(Objective) Output every entry exactly as written.

● ● ● ●

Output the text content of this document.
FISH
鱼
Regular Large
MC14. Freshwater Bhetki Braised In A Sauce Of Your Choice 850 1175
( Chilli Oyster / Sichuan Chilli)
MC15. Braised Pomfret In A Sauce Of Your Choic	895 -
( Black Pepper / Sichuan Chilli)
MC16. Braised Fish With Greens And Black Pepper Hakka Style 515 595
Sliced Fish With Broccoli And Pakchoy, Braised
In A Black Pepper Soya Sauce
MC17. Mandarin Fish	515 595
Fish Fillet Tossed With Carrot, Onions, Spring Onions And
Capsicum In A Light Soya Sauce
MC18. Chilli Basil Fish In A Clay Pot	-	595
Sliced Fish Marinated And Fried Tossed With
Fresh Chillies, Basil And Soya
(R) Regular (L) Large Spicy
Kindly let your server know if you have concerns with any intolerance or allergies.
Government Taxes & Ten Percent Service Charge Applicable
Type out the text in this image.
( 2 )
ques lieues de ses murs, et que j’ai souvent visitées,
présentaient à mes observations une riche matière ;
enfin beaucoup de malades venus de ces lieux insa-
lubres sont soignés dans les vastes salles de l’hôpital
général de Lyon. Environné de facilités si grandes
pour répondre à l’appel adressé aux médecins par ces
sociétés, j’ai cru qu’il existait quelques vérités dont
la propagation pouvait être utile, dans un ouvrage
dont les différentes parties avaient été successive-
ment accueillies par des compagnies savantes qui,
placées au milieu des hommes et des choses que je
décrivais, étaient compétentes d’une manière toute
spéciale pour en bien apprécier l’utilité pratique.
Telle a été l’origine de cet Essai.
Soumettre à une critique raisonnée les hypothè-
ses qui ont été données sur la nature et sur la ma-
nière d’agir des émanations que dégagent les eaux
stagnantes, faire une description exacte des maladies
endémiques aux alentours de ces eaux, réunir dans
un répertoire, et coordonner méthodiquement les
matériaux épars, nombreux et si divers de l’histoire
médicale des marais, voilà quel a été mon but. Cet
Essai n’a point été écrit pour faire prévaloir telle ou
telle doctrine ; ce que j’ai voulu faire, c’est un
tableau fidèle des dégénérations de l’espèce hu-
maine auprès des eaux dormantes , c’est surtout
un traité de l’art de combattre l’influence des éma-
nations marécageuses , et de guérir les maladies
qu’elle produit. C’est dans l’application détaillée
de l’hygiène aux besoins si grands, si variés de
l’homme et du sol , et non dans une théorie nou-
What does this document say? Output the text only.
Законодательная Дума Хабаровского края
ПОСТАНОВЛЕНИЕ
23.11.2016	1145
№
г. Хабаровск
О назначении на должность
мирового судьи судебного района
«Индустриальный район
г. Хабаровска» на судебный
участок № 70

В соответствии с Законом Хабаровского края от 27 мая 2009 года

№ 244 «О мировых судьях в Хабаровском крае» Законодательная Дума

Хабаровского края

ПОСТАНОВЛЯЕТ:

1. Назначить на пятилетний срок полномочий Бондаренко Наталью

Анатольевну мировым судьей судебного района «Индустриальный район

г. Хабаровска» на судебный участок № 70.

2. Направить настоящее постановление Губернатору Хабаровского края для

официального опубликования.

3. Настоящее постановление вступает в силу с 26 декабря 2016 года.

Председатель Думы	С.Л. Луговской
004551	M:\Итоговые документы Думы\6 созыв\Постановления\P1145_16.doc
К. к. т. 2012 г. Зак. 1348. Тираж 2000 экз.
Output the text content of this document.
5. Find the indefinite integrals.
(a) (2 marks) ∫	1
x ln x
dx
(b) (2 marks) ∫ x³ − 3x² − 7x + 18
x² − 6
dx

● ● ● ●

(Answer to this exercise)
Output the text content of this document.
FISH
鱼
Regular Large
MC14. Freshwater Bhetki Braised In A Sauce Of Your Choice 850 1175
( Chilli Oyster / Sichuan Chilli)
MC15. Braised Pomfret In A Sauce Of Your Choic	895 -
( Black Pepper / Sichuan Chilli)
MC16. Braised Fish With Greens And Black Pepper Hakka Style 515 595
Sliced Fish With Broccoli And Pakchoy, Braised
In A Black Pepper Soya Sauce
MC17. Mandarin Fish	515 595
Fish Fillet Tossed With Carrot, Onions, Spring Onions And
Capsicum In A Light Soya Sauce
MC18. Chilli Basil Fish In A Clay Pot	-	595
Sliced Fish Marinated And Fried Tossed With
Fresh Chillies, Basil And Soya
(R) Regular (L) Large Spicy
Kindly let your server know if you have concerns with any intolerance or allergies.
Government Taxes & Ten Percent Service Charge Applicable
Type out the text in this image.
( 2 )
ques lieues de ses murs, et que j’ai souvent visitées,
présentaient à mes observations une riche matière ;
enfin beaucoup de malades venus de ces lieux insa-
lubres sont soignés dans les vastes salles de l’hôpital
général de Lyon. Environné de facilités si grandes
pour répondre à l’appel adressé aux médecins par ces
sociétés, j’ai cru qu’il existait quelques vérités dont
la propagation pouvait être utile, dans un ouvrage
dont les différentes parties avaient été successive-
ment accueillies par des compagnies savantes qui,
placées au milieu des hommes et des choses que je
décrivais, étaient compétentes d’une manière toute
spéciale pour en bien apprécier l’utilité pratique.
Telle a été l’origine de cet Essai.
Soumettre à une critique raisonnée les hypothè-
ses qui ont été données sur la nature et sur la ma-
nière d’agir des émanations que dégagent les eaux
stagnantes, faire une description exacte des maladies
endémiques aux alentours de ces eaux, réunir dans
un répertoire, et coordonner méthodiquement les
matériaux épars, nombreux et si divers de l’histoire
médicale des marais, voilà quel a été mon but. Cet
Essai n’a point été écrit pour faire prévaloir telle ou
telle doctrine ; ce que j’ai voulu faire, c’est un
tableau fidèle des dégénérations de l’espèce hu-
maine auprès des eaux dormantes , c’est surtout
un traité de l’art de combattre l’influence des éma-
nations marécageuses , et de guérir les maladies
qu’elle produit. C’est dans l’application détaillée
de l’hygiène aux besoins si grands, si variés de
l’homme et du sol , et non dans une théorie nou-
What does this document say? Output the text only.
Законодательная Дума Хабаровского края
ПОСТАНОВЛЕНИЕ
23.11.2016	1145
№
г. Хабаровск
О назначении на должность
мирового судьи судебного района
«Индустриальный район
г. Хабаровска» на судебный
участок № 70

В соответствии с Законом Хабаровского края от 27 мая 2009 года

№ 244 «О мировых судьях в Хабаровском крае» Законодательная Дума

Хабаровского края

ПОСТАНОВЛЯЕТ:

1. Назначить на пятилетний срок полномочий Бондаренко Наталью

Анатольевну мировым судьей судебного района «Индустриальный район

г. Хабаровска» на судебный участок № 70.

2. Направить настоящее постановление Губернатору Хабаровского края для

официального опубликования.

3. Настоящее постановление вступает в силу с 26 декабря 2016 года.

Председатель Думы	С.Л. Луговской
004551	M:\Итоговые документы Думы\6 созыв\Постановления\P1145_16.doc
К. к. т. 2012 г. Зак. 1348. Тираж 2000 экз.
Output the text content of this document.
5. Find the indefinite integrals.
(a) (2 marks) ∫	1
x ln x
dx
(b) (2 marks) ∫ x³ − 3x² − 7x + 18
x² − 6
dx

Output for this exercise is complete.